- Required task
The listing below is to be output in its exact form.

- Data rows

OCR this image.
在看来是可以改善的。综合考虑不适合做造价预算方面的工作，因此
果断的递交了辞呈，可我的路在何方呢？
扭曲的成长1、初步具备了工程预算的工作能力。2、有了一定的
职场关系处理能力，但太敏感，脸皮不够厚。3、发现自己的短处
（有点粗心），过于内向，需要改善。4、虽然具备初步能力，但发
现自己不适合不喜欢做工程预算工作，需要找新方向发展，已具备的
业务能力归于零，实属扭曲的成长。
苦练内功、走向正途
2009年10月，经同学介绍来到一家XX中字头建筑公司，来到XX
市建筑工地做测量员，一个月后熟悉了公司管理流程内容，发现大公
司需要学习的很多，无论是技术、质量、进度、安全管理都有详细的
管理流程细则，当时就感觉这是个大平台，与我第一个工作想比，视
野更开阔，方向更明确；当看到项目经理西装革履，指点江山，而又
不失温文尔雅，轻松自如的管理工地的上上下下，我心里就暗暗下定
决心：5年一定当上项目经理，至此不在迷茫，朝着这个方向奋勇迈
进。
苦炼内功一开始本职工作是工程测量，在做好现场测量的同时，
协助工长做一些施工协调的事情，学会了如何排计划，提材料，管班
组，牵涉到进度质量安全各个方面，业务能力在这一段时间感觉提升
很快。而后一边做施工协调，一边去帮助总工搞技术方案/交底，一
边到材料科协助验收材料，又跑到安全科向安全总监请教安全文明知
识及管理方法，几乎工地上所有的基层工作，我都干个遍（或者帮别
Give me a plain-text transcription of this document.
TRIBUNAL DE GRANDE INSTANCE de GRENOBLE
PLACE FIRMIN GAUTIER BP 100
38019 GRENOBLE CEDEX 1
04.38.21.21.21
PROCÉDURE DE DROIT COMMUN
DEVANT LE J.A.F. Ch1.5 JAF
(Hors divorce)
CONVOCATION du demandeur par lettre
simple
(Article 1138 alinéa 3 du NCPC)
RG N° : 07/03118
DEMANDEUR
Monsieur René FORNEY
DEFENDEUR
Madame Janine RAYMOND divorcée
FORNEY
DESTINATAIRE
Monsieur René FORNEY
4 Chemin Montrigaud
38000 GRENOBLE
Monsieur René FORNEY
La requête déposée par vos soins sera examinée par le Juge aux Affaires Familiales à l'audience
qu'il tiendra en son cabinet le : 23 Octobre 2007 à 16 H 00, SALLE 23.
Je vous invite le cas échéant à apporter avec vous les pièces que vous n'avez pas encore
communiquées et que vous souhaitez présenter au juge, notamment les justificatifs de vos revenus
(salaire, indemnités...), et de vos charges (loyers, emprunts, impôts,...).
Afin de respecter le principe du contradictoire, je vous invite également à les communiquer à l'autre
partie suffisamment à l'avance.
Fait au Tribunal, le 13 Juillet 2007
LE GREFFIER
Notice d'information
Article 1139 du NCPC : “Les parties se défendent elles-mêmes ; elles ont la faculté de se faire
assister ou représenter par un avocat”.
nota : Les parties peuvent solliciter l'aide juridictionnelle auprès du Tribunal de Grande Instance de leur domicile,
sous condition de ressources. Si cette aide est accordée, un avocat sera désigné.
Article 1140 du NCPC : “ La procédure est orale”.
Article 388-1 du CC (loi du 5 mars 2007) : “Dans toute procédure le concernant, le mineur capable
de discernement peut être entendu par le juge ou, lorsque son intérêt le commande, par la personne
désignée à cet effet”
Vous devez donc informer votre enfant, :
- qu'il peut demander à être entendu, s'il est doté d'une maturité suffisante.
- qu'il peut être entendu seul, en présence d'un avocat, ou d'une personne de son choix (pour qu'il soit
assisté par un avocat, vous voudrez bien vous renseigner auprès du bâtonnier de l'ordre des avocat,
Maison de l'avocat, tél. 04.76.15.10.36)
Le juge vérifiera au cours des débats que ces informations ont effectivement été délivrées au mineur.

- Answer to the exercise
OCR this image.
在看来是可以改善的。综合考虑不适合做造价预算方面的工作，因此
果断的递交了辞呈，可我的路在何方呢？
扭曲的成长1、初步具备了工程预算的工作能力。2、有了一定的
职场关系处理能力，但太敏感，脸皮不够厚。3、发现自己的短处
（有点粗心），过于内向，需要改善。4、虽然具备初步能力，但发
现自己不适合不喜欢做工程预算工作，需要找新方向发展，已具备的
业务能力归于零，实属扭曲的成长。
苦练内功、走向正途
2009年10月，经同学介绍来到一家XX中字头建筑公司，来到XX
市建筑工地做测量员，一个月后熟悉了公司管理流程内容，发现大公
司需要学习的很多，无论是技术、质量、进度、安全管理都有详细的
管理流程细则，当时就感觉这是个大平台，与我第一个工作想比，视
野更开阔，方向更明确；当看到项目经理西装革履，指点江山，而又
不失温文尔雅，轻松自如的管理工地的上上下下，我心里就暗暗下定
决心：5年一定当上项目经理，至此不在迷茫，朝着这个方向奋勇迈
进。
苦炼内功一开始本职工作是工程测量，在做好现场测量的同时，
协助工长做一些施工协调的事情，学会了如何排计划，提材料，管班
组，牵涉到进度质量安全各个方面，业务能力在这一段时间感觉提升
很快。而后一边做施工协调，一边去帮助总工搞技术方案/交底，一
边到材料科协助验收材料，又跑到安全科向安全总监请教安全文明知
识及管理方法，几乎工地上所有的基层工作，我都干个遍（或者帮别
Give me a plain-text transcription of this document.
TRIBUNAL DE GRANDE INSTANCE de GRENOBLE
PLACE FIRMIN GAUTIER BP 100
38019 GRENOBLE CEDEX 1
04.38.21.21.21
PROCÉDURE DE DROIT COMMUN
DEVANT LE J.A.F. Ch1.5 JAF
(Hors divorce)
CONVOCATION du demandeur par lettre
simple
(Article 1138 alinéa 3 du NCPC)
RG N° : 07/03118
DEMANDEUR
Monsieur René FORNEY
DEFENDEUR
Madame Janine RAYMOND divorcée
FORNEY
DESTINATAIRE
Monsieur René FORNEY
4 Chemin Montrigaud
38000 GRENOBLE
Monsieur René FORNEY
La requête déposée par vos soins sera examinée par le Juge aux Affaires Familiales à l'audience
qu'il tiendra en son cabinet le : 23 Octobre 2007 à 16 H 00, SALLE 23.
Je vous invite le cas échéant à apporter avec vous les pièces que vous n'avez pas encore
communiquées et que vous souhaitez présenter au juge, notamment les justificatifs de vos revenus
(salaire, indemnités...), et de vos charges (loyers, emprunts, impôts,...).
Afin de respecter le principe du contradictoire, je vous invite également à les communiquer à l'autre
partie suffisamment à l'avance.
Fait au Tribunal, le 13 Juillet 2007
LE GREFFIER
Notice d'information
Article 1139 du NCPC : “Les parties se défendent elles-mêmes ; elles ont la faculté de se faire
assister ou représenter par un avocat”.
nota : Les parties peuvent solliciter l'aide juridictionnelle auprès du Tribunal de Grande Instance de leur domicile,
sous condition de ressources. Si cette aide est accordée, un avocat sera désigné.
Article 1140 du NCPC : “ La procédure est orale”.
Article 388-1 du CC (loi du 5 mars 2007) : “Dans toute procédure le concernant, le mineur capable
de discernement peut être entendu par le juge ou, lorsque son intérêt le commande, par la personne
désignée à cet effet”
Vous devez donc informer votre enfant, :
- qu'il peut demander à être entendu, s'il est doté d'une maturité suffisante.
- qu'il peut être entendu seul, en présence d'un avocat, ou d'une personne de son choix (pour qu'il soit
assisté par un avocat, vous voudrez bien vous renseigner auprès du bâtonnier de l'ordre des avocat,
Maison de l'avocat, tél. 04.76.15.10.36)
Le juge vérifiera au cours des débats que ces informations ont effectivement été délivrées au mineur.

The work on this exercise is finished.